**Task brief:**
Print the whole listing exactly.

**Data for this task:**
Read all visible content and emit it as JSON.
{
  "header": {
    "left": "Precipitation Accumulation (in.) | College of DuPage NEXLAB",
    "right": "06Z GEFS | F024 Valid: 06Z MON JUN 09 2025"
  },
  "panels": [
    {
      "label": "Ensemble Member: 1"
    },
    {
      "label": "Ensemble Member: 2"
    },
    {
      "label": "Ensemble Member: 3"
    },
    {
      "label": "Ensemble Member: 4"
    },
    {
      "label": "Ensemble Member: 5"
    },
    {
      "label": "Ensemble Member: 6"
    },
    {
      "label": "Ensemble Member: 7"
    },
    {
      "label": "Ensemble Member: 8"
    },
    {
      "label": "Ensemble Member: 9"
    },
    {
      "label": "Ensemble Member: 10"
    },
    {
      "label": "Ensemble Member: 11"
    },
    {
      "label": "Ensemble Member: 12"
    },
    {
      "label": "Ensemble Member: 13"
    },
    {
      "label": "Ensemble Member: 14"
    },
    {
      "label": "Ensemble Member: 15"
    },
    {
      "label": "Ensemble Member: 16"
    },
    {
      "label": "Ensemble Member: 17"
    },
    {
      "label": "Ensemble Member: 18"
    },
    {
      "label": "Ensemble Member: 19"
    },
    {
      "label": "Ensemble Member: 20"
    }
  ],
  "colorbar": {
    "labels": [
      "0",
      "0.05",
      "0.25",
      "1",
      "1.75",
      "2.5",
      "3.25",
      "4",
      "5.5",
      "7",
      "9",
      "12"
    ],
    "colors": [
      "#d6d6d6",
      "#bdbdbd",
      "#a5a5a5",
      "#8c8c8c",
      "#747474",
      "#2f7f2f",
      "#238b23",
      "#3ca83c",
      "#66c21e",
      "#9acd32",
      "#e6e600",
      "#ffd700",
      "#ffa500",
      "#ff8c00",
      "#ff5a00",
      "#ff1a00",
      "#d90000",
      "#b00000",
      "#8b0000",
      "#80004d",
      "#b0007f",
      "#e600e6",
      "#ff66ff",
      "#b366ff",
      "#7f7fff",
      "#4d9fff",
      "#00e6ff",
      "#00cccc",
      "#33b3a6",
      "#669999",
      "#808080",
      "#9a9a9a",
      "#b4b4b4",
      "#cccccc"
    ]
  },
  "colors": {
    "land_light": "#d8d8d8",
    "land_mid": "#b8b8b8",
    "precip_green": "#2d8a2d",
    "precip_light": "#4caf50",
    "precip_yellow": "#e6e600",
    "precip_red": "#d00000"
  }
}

**Written response:**
Read all visible content and emit it as JSON.
{
  "header": {
    "left": "Precipitation Accumulation (in.) | College of DuPage NEXLAB",
    "right": "06Z GEFS | F024 Valid: 06Z MON JUN 09 2025"
  },
  "panels": [
    {
      "label": "Ensemble Member: 1"
    },
    {
      "label": "Ensemble Member: 2"
    },
    {
      "label": "Ensemble Member: 3"
    },
    {
      "label": "Ensemble Member: 4"
    },
    {
      "label": "Ensemble Member: 5"
    },
    {
      "label": "Ensemble Member: 6"
    },
    {
      "label": "Ensemble Member: 7"
    },
    {
      "label": "Ensemble Member: 8"
    },
    {
      "label": "Ensemble Member: 9"
    },
    {
      "label": "Ensemble Member: 10"
    },
    {
      "label": "Ensemble Member: 11"
    },
    {
      "label": "Ensemble Member: 12"
    },
    {
      "label": "Ensemble Member: 13"
    },
    {
      "label": "Ensemble Member: 14"
    },
    {
      "label": "Ensemble Member: 15"
    },
    {
      "label": "Ensemble Member: 16"
    },
    {
      "label": "Ensemble Member: 17"
    },
    {
      "label": "Ensemble Member: 18"
    },
    {
      "label": "Ensemble Member: 19"
    },
    {
      "label": "Ensemble Member: 20"
    }
  ],
  "colorbar": {
    "labels": [
      "0",
      "0.05",
      "0.25",
      "1",
      "1.75",
      "2.5",
      "3.25",
      "4",
      "5.5",
      "7",
      "9",
      "12"
    ],
    "colors": [
      "#d6d6d6",
      "#bdbdbd",
      "#a5a5a5",
      "#8c8c8c",
      "#747474",
      "#2f7f2f",
      "#238b23",
      "#3ca83c",
      "#66c21e",
      "#9acd32",
      "#e6e600",
      "#ffd700",
      "#ffa500",
      "#ff8c00",
      "#ff5a00",
      "#ff1a00",
      "#d90000",
      "#b00000",
      "#8b0000",
      "#80004d",
      "#b0007f",
      "#e600e6",
      "#ff66ff",
      "#b366ff",
      "#7f7fff",
      "#4d9fff",
      "#00e6ff",
      "#00cccc",
      "#33b3a6",
      "#669999",
      "#808080",
      "#9a9a9a",
      "#b4b4b4",
      "#cccccc"
    ]
  },
  "colors": {
    "land_light": "#d8d8d8",
    "land_mid": "#b8b8b8",
    "precip_green": "#2d8a2d",
    "precip_light": "#4caf50",
    "precip_yellow": "#e6e600",
    "precip_red": "#d00000"
  }
}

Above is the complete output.